### TASK REQUIREMENTS
State how many lines of the entries include the string "body", please, leaving out everything but the number.

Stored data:

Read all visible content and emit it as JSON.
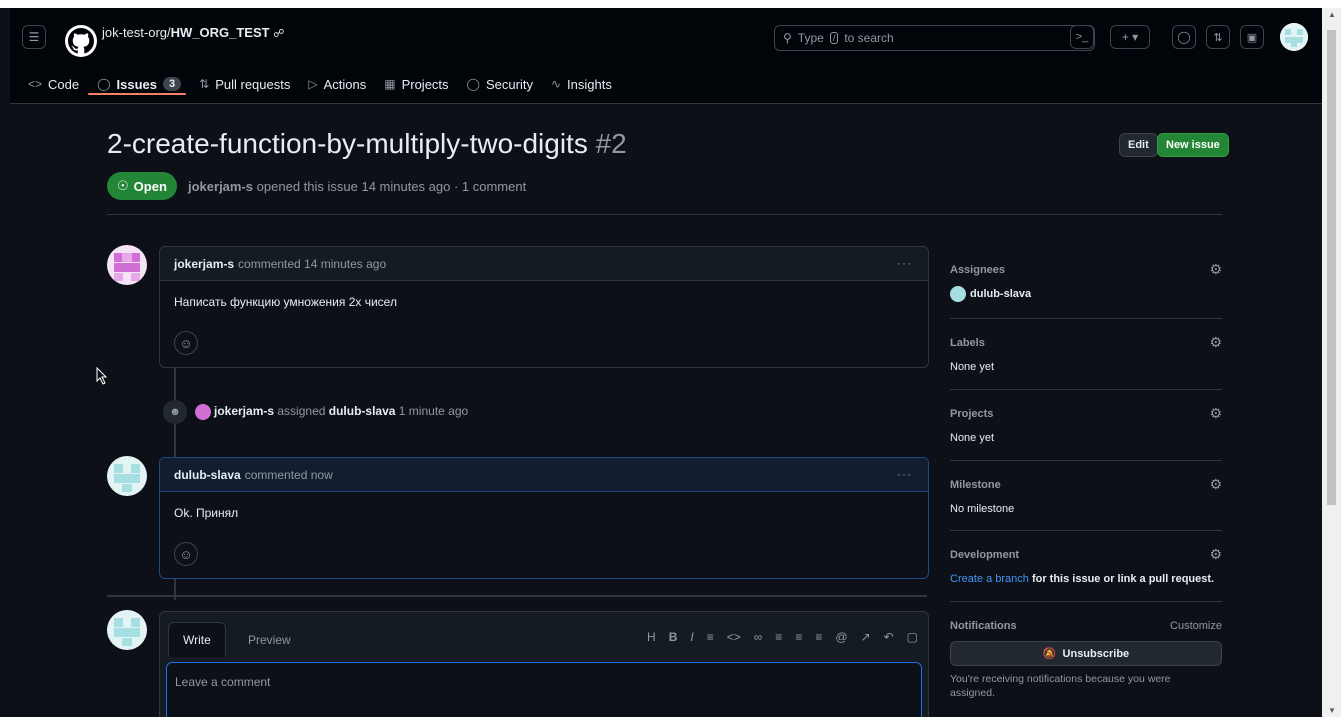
{
  "header": {
    "repo_owner": "jok-test-org/",
    "repo_name": "HW_ORG_TEST",
    "search_placeholder": "Type",
    "search_kbd": "/",
    "search_suffix": "to search"
  },
  "nav": {
    "code": "Code",
    "issues": "Issues",
    "issues_count": "3",
    "pull_requests": "Pull requests",
    "actions": "Actions",
    "projects": "Projects",
    "security": "Security",
    "insights": "Insights"
  },
  "issue": {
    "title": "2-create-function-by-multiply-two-digits",
    "number": "#2",
    "state": "Open",
    "author": "jokerjam-s",
    "meta_text": "opened this issue 14 minutes ago · 1 comment",
    "edit_label": "Edit",
    "new_issue_label": "New issue"
  },
  "comments": [
    {
      "author": "jokerjam-s",
      "time": "commented 14 minutes ago",
      "body": "Написать функцию умножения 2х чисел"
    },
    {
      "author": "dulub-slava",
      "time": "commented now",
      "body": "Ok. Принял"
    }
  ],
  "event": {
    "actor": "jokerjam-s",
    "action": "assigned",
    "target": "dulub-slava",
    "time": "1 minute ago"
  },
  "composer": {
    "write_tab": "Write",
    "preview_tab": "Preview",
    "placeholder": "Leave a comment",
    "toolbar_icons": [
      "heading-icon",
      "bold-icon",
      "italic-icon",
      "quote-icon",
      "code-icon",
      "link-icon",
      "unordered-list-icon",
      "ordered-list-icon",
      "task-list-icon",
      "mention-icon",
      "reference-icon",
      "undo-icon",
      "slash-command-icon"
    ]
  },
  "sidebar": {
    "assignees_title": "Assignees",
    "assignee": "dulub-slava",
    "labels_title": "Labels",
    "labels_value": "None yet",
    "projects_title": "Projects",
    "projects_value": "None yet",
    "milestone_title": "Milestone",
    "milestone_value": "No milestone",
    "development_title": "Development",
    "development_link": "Create a branch",
    "development_rest": "for this issue or link a pull request.",
    "notifications_title": "Notifications",
    "customize_label": "Customize",
    "unsubscribe_label": "Unsubscribe",
    "notifications_note": "You're receiving notifications because you were assigned."
  },
  "colors": {
    "background": "#0d1117",
    "header": "#010409",
    "open_green": "#238636",
    "link_blue": "#4493f8",
    "active_underline": "#f78166"
  }
}
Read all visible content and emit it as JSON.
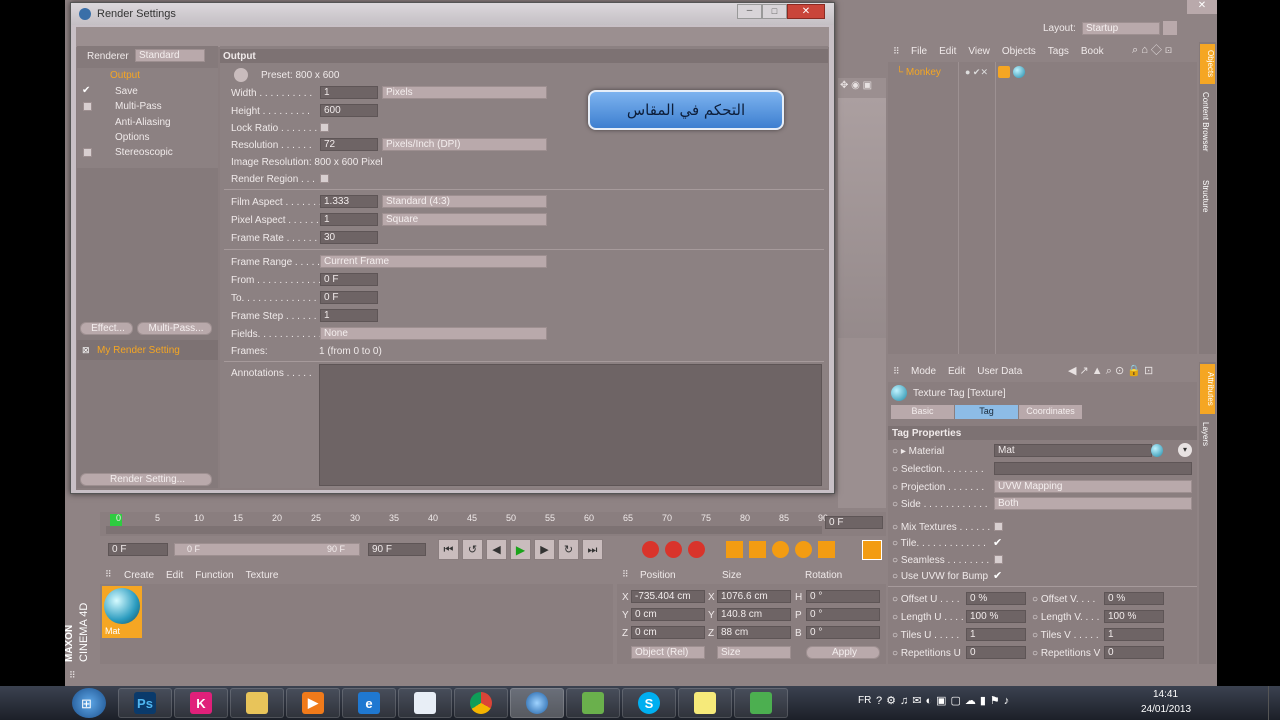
{
  "window": {
    "title": "Render Settings"
  },
  "renderer": {
    "label": "Renderer",
    "value": "Standard"
  },
  "nav": {
    "items": [
      {
        "label": "Output",
        "active": true,
        "checked": false
      },
      {
        "label": "Save",
        "active": false,
        "checked": true
      },
      {
        "label": "Multi-Pass",
        "active": false,
        "checked": false
      },
      {
        "label": "Anti-Aliasing",
        "active": false,
        "checked": false
      },
      {
        "label": "Options",
        "active": false,
        "checked": false
      },
      {
        "label": "Stereoscopic",
        "active": false,
        "checked": false
      }
    ],
    "effect_button": "Effect...",
    "multipass_button": "Multi-Pass...",
    "setting_item": "My Render Setting",
    "render_setting_button": "Render Setting..."
  },
  "output": {
    "header": "Output",
    "preset": "Preset: 800 x 600",
    "width": {
      "label": "Width . . . . . . . . . .",
      "value": "1",
      "unit": "Pixels"
    },
    "height": {
      "label": "Height . . . . . . . . .",
      "value": "600"
    },
    "lock_ratio": {
      "label": "Lock Ratio . . . . . . ."
    },
    "resolution": {
      "label": "Resolution . . . . . .",
      "value": "72",
      "unit": "Pixels/Inch (DPI)"
    },
    "image_resolution": "Image Resolution: 800 x 600 Pixel",
    "render_region": {
      "label": "Render Region . . ."
    },
    "film_aspect": {
      "label": "Film Aspect . . . . . . .",
      "value": "1.333",
      "preset": "Standard (4:3)"
    },
    "pixel_aspect": {
      "label": "Pixel Aspect . . . . . .",
      "value": "1",
      "preset": "Square"
    },
    "frame_rate": {
      "label": "Frame Rate . . . . . .",
      "value": "30"
    },
    "frame_range": {
      "label": "Frame Range . . . . .",
      "value": "Current Frame"
    },
    "from": {
      "label": "From . . . . . . . . . . . .",
      "value": "0 F"
    },
    "to": {
      "label": "To. . . . . . . . . . . . . . .",
      "value": "0 F"
    },
    "frame_step": {
      "label": "Frame Step . . . . . .",
      "value": "1"
    },
    "fields": {
      "label": "Fields. . . . . . . . . . . .",
      "value": "None"
    },
    "frames": {
      "label": "Frames:",
      "value": "1 (from 0 to 0)"
    },
    "annotations": {
      "label": "Annotations . . . . ."
    }
  },
  "caption": "التحكم في المقاس",
  "layout": {
    "label": "Layout:",
    "value": "Startup"
  },
  "object_manager": {
    "menu": [
      "File",
      "Edit",
      "View",
      "Objects",
      "Tags",
      "Book"
    ],
    "objects": [
      {
        "name": "Monkey"
      }
    ]
  },
  "side_tabs": [
    "Objects",
    "Content Browser",
    "Structure"
  ],
  "side_tabs_attr": [
    "Attributes",
    "Layers"
  ],
  "attributes": {
    "menu": [
      "Mode",
      "Edit",
      "User Data"
    ],
    "title": "Texture Tag [Texture]",
    "tabs": [
      "Basic",
      "Tag",
      "Coordinates"
    ],
    "section": "Tag Properties",
    "material": {
      "label": "Material",
      "value": "Mat"
    },
    "selection": {
      "label": "Selection. . . . . . . ."
    },
    "projection": {
      "label": "Projection . . . . . . .",
      "value": "UVW Mapping"
    },
    "side": {
      "label": "Side . . . . . . . . . . . .",
      "value": "Both"
    },
    "mix_textures": {
      "label": "Mix Textures . . . . . ."
    },
    "tile": {
      "label": "Tile. . . . . . . . . . . . ."
    },
    "seamless": {
      "label": "Seamless . . . . . . . ."
    },
    "use_uvw_bump": {
      "label": "Use UVW for Bump"
    },
    "offset_u": {
      "label": "Offset U . . . .",
      "value": "0 %"
    },
    "offset_v": {
      "label": "Offset V. . . .",
      "value": "0 %"
    },
    "length_u": {
      "label": "Length U . . . .",
      "value": "100 %"
    },
    "length_v": {
      "label": "Length V. . . .",
      "value": "100 %"
    },
    "tiles_u": {
      "label": "Tiles U . . . . .",
      "value": "1"
    },
    "tiles_v": {
      "label": "Tiles V . . . . .",
      "value": "1"
    },
    "repetitions_u": {
      "label": "Repetitions U",
      "value": "0"
    },
    "repetitions_v": {
      "label": "Repetitions V",
      "value": "0"
    }
  },
  "timeline": {
    "ticks": [
      "0",
      "5",
      "10",
      "15",
      "20",
      "25",
      "30",
      "35",
      "40",
      "45",
      "50",
      "55",
      "60",
      "65",
      "70",
      "75",
      "80",
      "85",
      "90"
    ],
    "current": "0 F",
    "start": "0 F",
    "range_start": "0 F",
    "range_end": "90 F",
    "end": "90 F"
  },
  "material_manager": {
    "menu": [
      "Create",
      "Edit",
      "Function",
      "Texture"
    ],
    "material": "Mat"
  },
  "coordinates": {
    "headers": [
      "Position",
      "Size",
      "Rotation"
    ],
    "rows": [
      {
        "axis": "X",
        "pos": "-735.404 cm",
        "saxis": "X",
        "size": "1076.6 cm",
        "raxis": "H",
        "rot": "0 °"
      },
      {
        "axis": "Y",
        "pos": "0 cm",
        "saxis": "Y",
        "size": "140.8 cm",
        "raxis": "P",
        "rot": "0 °"
      },
      {
        "axis": "Z",
        "pos": "0 cm",
        "saxis": "Z",
        "size": "88 cm",
        "raxis": "B",
        "rot": "0 °"
      }
    ],
    "mode": "Object (Rel)",
    "size_mode": "Size",
    "apply": "Apply"
  },
  "branding": {
    "maxon": "MAXON",
    "product": "CINEMA 4D"
  },
  "taskbar": {
    "lang": "FR",
    "time": "14:41",
    "date": "24/01/2013"
  }
}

### RESPONSE FOR THIS EXERCISE
2